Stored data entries
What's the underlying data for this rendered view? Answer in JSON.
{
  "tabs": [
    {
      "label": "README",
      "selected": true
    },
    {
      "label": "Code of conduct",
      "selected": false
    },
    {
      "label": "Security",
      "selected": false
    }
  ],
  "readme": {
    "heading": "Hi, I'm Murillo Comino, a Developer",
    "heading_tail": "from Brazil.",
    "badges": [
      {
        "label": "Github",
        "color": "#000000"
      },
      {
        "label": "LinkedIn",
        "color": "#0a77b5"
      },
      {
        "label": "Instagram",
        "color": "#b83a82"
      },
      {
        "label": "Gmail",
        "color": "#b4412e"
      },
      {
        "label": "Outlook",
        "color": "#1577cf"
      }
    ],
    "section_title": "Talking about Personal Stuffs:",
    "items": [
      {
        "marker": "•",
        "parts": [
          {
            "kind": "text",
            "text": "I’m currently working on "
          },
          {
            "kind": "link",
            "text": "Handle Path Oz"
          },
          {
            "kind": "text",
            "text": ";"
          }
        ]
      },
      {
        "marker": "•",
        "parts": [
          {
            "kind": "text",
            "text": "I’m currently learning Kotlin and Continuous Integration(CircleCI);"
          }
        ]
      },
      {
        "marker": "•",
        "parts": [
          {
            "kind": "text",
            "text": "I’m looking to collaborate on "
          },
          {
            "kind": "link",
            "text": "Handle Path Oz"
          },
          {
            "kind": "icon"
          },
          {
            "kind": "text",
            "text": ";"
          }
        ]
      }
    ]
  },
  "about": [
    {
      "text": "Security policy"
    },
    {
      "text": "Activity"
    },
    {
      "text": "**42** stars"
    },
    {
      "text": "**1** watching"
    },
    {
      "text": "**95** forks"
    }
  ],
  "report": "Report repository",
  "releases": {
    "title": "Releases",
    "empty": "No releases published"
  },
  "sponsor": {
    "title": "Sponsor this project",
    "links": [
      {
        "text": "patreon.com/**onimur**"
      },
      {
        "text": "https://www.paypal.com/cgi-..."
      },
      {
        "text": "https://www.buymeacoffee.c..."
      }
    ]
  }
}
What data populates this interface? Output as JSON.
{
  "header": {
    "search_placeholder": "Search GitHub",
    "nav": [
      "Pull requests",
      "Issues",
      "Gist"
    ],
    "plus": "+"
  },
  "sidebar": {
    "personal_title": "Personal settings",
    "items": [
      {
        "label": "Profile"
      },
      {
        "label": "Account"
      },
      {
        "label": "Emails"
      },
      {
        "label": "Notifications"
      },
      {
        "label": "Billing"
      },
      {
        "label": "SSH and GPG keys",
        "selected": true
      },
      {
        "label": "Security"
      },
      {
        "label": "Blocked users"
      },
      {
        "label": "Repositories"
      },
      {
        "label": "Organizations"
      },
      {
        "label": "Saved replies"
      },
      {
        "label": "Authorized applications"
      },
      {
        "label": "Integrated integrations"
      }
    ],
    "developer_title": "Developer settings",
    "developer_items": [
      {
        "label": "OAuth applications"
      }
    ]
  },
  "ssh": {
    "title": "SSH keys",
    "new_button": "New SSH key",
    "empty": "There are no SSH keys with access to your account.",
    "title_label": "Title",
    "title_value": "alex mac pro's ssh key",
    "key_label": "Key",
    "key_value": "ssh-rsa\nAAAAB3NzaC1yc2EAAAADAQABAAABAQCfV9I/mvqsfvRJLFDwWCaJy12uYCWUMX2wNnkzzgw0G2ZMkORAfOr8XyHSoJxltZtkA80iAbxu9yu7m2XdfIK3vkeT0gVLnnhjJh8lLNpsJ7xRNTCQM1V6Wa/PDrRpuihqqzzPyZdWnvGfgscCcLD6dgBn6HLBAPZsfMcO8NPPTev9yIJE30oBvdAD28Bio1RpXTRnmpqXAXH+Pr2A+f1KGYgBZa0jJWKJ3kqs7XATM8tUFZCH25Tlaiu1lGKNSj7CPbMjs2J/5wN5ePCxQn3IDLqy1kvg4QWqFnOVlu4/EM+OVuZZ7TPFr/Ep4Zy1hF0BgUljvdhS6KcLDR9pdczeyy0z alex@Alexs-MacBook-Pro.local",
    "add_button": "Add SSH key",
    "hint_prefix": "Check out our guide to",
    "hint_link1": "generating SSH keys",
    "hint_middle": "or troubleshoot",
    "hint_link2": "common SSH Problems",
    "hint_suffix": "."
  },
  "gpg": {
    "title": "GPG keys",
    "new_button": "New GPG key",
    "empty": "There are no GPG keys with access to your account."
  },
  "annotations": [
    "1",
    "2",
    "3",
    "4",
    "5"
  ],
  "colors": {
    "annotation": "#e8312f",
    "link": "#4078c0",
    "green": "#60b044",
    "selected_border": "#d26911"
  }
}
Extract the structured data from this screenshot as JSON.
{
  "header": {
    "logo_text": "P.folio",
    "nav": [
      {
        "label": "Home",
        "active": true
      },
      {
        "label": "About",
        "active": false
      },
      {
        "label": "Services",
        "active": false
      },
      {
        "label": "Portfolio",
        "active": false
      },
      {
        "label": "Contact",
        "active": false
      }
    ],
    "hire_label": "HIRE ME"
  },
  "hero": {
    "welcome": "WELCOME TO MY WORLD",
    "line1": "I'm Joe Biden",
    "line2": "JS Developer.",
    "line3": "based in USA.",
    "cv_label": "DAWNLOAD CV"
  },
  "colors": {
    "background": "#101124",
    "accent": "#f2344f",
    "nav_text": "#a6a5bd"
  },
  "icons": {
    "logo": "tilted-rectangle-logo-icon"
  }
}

■ EXERCISE PROMPT ■
Tally the lines that hold the string "applications" and state the total, nothing more.

■ OUTPUT OF THE TASK ■
2